Input
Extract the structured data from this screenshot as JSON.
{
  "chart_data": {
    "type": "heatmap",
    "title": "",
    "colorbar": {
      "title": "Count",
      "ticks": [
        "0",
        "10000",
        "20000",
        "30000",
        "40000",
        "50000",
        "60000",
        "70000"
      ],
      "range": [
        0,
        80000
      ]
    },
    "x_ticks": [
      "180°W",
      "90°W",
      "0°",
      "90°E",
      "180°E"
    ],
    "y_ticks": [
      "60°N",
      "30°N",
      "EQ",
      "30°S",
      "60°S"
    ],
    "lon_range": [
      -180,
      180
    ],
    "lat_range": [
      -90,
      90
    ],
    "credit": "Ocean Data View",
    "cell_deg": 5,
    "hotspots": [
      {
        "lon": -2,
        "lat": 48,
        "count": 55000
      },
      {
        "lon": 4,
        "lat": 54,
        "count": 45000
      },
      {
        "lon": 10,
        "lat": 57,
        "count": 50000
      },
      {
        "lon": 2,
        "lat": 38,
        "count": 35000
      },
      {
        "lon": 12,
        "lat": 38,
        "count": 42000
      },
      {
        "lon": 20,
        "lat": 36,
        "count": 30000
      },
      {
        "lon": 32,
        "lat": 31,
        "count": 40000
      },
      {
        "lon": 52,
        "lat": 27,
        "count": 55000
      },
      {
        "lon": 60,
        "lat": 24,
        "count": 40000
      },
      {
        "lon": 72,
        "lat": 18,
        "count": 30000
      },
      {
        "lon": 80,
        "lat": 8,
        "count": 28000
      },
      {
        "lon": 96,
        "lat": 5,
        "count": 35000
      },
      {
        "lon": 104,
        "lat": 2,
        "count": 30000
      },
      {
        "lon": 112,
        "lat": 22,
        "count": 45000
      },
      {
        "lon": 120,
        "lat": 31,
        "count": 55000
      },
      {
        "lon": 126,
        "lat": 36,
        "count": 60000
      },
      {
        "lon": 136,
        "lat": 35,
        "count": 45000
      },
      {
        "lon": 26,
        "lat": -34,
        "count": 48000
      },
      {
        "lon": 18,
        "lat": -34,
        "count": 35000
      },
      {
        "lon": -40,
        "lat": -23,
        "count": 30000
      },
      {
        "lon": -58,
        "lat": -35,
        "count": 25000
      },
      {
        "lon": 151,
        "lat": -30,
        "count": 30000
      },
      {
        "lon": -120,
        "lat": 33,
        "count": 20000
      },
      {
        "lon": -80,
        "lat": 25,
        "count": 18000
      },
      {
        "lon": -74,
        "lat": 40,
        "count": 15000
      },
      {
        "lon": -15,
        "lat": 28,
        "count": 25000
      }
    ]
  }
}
--
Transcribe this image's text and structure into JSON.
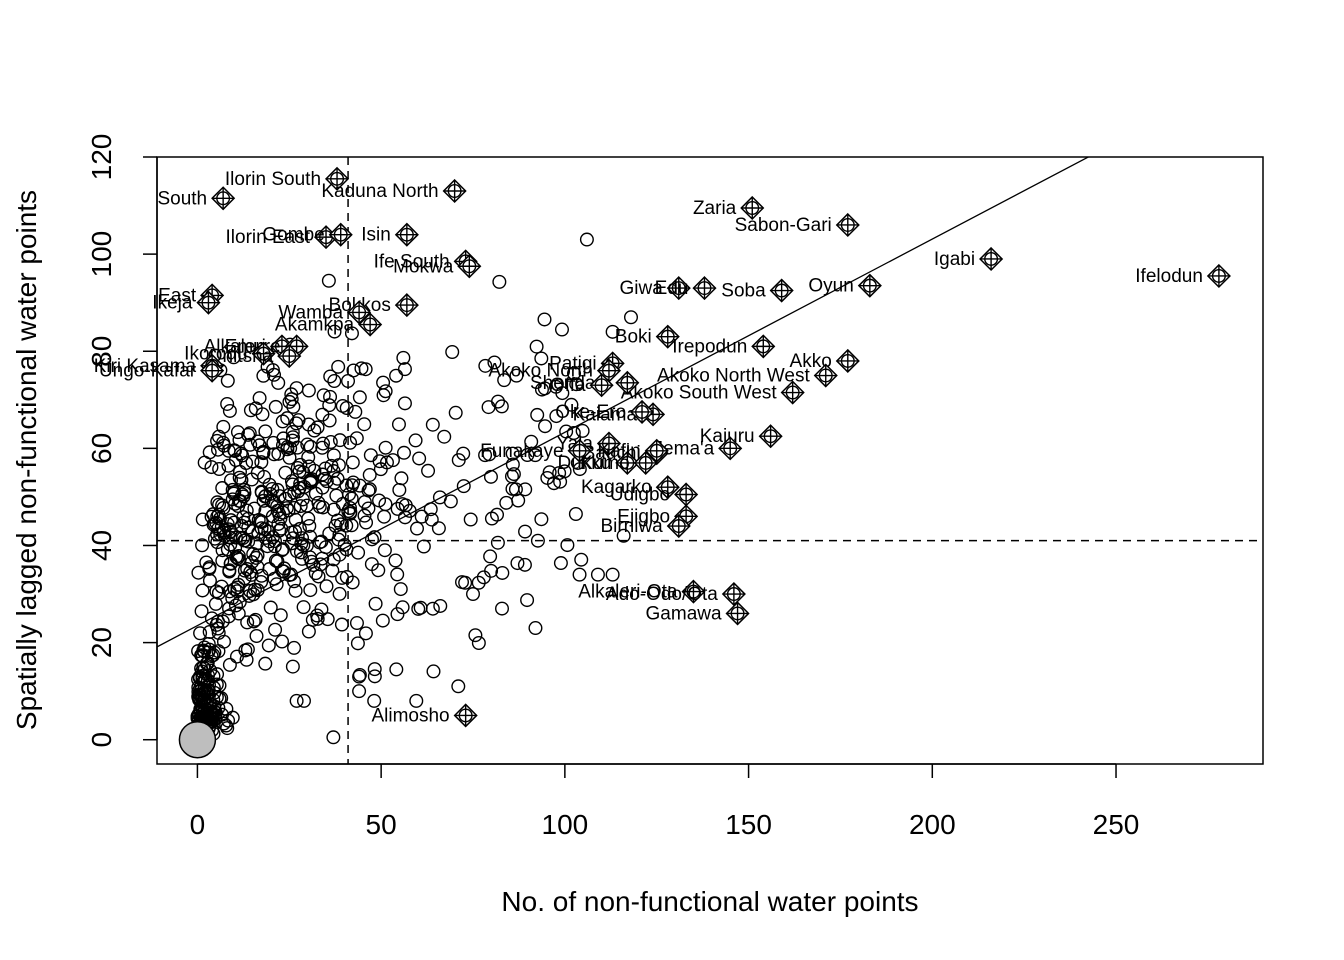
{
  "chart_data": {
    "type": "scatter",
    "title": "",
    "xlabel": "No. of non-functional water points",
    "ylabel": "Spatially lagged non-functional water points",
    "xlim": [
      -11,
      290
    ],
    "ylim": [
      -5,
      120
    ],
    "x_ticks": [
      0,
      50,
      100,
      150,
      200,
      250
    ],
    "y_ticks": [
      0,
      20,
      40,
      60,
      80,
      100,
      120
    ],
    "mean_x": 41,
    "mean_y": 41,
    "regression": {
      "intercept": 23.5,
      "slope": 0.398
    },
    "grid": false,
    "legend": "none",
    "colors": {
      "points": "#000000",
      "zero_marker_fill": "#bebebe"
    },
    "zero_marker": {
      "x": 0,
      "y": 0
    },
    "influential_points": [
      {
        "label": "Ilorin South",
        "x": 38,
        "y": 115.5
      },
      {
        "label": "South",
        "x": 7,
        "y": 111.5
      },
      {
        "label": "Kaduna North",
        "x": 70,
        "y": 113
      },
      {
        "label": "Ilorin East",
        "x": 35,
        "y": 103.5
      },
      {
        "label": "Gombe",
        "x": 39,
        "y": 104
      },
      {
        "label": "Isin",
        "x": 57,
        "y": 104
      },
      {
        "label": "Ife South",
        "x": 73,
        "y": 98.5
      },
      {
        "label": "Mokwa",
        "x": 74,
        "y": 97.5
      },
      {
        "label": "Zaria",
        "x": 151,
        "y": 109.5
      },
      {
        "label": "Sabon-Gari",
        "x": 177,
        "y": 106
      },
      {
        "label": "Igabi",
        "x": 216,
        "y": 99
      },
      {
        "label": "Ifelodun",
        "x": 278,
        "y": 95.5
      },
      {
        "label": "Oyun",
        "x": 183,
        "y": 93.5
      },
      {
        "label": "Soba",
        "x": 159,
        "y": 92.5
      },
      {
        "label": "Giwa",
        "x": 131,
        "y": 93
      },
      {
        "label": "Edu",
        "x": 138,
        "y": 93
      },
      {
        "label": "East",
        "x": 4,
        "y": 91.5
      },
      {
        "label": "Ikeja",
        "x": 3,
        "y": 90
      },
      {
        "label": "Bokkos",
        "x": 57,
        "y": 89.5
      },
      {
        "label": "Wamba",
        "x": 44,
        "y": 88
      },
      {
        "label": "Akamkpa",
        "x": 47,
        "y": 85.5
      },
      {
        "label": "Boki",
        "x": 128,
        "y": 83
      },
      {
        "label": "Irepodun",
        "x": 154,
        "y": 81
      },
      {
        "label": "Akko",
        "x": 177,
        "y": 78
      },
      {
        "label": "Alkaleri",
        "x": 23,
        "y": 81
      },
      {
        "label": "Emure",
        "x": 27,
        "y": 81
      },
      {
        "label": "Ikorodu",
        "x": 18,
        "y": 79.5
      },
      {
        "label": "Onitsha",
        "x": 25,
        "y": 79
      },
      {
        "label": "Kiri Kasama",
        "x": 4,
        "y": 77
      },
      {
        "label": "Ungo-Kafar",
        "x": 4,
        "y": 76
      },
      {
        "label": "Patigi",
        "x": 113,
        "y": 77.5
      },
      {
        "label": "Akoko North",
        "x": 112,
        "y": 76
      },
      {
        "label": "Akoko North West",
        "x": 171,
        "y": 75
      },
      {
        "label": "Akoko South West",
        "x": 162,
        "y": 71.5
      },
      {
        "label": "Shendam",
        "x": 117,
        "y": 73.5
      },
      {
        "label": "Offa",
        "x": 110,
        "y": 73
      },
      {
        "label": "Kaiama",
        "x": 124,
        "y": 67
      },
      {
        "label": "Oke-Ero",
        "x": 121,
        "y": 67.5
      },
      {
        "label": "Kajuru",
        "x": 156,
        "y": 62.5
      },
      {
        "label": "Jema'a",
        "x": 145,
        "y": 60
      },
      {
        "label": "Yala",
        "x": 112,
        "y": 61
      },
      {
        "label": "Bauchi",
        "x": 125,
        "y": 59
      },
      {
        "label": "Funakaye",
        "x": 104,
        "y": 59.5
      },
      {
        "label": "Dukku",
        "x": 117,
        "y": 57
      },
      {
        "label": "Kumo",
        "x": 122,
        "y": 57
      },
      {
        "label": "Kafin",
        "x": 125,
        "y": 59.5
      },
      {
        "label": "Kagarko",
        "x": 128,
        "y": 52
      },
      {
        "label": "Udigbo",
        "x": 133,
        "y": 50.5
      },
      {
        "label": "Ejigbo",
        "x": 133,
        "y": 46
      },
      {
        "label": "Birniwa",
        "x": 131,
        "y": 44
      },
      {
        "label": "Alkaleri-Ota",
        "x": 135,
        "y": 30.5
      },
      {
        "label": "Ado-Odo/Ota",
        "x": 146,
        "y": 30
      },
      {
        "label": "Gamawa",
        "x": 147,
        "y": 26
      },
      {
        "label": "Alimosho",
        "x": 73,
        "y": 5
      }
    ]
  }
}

Written problem
Your task is to gather every line with the word "West" and copy it.

Result below
        "label": "Akoko North West",
        "label": "Akoko South West",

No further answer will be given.